### [What is required]
Give the number of lines in the records below that include "العرب", and nothing more.

### [Source records]
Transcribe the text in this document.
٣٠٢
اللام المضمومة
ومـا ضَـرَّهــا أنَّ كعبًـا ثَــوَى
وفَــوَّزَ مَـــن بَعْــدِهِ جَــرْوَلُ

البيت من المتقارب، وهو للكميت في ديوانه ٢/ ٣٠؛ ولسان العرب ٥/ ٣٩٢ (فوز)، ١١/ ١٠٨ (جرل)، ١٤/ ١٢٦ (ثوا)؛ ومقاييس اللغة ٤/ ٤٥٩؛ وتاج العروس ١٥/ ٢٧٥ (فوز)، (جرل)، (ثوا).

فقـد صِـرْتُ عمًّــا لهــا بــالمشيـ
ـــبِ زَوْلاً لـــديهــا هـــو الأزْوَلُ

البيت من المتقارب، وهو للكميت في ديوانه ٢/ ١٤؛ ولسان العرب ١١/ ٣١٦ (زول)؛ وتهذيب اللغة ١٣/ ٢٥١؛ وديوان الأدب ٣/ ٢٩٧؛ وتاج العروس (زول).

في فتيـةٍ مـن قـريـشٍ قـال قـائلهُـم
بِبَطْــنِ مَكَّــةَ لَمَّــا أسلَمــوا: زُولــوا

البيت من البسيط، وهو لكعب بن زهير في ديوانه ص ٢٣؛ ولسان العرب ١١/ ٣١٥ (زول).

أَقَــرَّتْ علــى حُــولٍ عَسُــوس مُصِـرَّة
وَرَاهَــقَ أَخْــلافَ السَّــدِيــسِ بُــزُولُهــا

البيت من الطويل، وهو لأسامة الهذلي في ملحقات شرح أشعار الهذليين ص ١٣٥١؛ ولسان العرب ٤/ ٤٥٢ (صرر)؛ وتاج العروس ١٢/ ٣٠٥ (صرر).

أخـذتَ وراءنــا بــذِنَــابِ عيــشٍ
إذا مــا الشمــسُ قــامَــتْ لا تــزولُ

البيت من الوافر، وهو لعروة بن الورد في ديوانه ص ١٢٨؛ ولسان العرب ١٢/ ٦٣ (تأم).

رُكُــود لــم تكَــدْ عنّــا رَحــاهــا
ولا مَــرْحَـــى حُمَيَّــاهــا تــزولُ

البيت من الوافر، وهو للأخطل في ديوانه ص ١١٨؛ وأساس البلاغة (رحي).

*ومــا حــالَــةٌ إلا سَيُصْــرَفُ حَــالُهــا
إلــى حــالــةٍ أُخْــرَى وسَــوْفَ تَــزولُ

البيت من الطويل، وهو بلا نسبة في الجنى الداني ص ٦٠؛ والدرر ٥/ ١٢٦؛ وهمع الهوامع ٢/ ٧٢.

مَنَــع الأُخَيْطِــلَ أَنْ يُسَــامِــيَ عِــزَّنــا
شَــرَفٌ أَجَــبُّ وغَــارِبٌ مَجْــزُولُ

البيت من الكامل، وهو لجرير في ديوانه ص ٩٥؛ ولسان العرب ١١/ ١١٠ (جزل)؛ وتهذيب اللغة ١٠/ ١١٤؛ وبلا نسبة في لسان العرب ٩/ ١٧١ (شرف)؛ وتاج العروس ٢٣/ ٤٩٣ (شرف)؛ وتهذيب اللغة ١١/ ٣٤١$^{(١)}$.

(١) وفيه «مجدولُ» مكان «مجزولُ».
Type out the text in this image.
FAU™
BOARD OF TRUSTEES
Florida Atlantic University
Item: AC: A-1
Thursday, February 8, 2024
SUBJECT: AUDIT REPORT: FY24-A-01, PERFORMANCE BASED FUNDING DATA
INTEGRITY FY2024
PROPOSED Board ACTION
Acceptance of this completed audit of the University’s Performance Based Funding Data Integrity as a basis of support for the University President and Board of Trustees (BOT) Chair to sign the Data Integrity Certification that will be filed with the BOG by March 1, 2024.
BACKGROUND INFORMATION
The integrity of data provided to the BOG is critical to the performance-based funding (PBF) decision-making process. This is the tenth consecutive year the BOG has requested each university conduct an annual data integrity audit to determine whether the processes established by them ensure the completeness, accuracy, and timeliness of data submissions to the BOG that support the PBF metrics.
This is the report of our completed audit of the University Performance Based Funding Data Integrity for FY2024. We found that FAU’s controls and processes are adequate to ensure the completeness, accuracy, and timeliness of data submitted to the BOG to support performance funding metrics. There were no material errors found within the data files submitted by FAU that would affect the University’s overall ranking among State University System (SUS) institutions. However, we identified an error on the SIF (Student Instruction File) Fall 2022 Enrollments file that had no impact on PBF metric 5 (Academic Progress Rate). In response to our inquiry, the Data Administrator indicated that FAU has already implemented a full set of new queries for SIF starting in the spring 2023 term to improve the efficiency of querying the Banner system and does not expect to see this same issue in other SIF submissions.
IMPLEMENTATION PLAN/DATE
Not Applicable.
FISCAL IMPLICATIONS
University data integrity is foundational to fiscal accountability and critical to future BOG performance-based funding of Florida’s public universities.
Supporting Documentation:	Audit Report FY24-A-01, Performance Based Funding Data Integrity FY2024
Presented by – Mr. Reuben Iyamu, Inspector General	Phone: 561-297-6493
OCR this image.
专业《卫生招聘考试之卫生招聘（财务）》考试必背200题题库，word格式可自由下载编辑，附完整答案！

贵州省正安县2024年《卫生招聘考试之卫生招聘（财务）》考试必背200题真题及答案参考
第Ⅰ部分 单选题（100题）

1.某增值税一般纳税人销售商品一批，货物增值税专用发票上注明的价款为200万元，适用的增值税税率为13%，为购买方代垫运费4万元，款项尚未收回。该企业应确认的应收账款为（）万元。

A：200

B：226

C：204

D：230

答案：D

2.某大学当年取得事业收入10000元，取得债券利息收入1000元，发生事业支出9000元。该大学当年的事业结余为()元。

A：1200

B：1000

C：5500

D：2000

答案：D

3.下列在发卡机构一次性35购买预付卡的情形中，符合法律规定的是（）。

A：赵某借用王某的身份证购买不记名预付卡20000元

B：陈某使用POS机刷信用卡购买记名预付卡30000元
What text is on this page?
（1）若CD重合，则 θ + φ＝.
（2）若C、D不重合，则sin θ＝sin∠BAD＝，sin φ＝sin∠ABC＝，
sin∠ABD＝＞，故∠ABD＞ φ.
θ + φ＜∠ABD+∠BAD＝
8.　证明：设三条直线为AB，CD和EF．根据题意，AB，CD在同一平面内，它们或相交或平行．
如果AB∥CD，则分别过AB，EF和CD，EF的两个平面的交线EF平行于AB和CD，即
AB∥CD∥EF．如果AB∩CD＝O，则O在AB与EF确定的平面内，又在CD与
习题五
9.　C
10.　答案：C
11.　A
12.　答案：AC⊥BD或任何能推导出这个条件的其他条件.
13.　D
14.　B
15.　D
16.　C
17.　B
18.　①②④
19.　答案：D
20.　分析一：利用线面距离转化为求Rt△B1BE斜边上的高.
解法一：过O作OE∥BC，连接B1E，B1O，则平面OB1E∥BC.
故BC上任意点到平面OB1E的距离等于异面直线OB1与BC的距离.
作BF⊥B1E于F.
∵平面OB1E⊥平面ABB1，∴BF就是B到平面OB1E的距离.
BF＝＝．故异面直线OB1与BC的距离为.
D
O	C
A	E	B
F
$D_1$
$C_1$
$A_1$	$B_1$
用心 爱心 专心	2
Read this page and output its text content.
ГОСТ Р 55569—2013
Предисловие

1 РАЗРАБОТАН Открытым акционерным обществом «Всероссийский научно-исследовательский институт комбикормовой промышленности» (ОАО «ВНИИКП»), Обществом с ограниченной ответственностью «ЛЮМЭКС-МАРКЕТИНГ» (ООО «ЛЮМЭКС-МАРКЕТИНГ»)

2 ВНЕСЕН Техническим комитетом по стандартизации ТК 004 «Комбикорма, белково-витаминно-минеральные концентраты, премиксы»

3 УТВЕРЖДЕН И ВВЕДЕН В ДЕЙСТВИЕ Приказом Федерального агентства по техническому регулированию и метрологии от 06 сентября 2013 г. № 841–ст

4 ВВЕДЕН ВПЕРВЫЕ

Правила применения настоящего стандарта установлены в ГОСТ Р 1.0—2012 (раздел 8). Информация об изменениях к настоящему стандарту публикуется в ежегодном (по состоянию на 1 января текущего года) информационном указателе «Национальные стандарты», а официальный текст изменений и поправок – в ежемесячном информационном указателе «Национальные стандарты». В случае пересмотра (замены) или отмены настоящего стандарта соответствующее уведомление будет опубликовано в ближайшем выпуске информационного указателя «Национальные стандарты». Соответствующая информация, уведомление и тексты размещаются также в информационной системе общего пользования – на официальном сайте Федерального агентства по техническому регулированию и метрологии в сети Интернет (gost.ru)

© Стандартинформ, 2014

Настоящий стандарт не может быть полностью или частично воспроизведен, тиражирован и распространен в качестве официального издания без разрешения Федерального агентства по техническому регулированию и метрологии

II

### [Complete answer]
6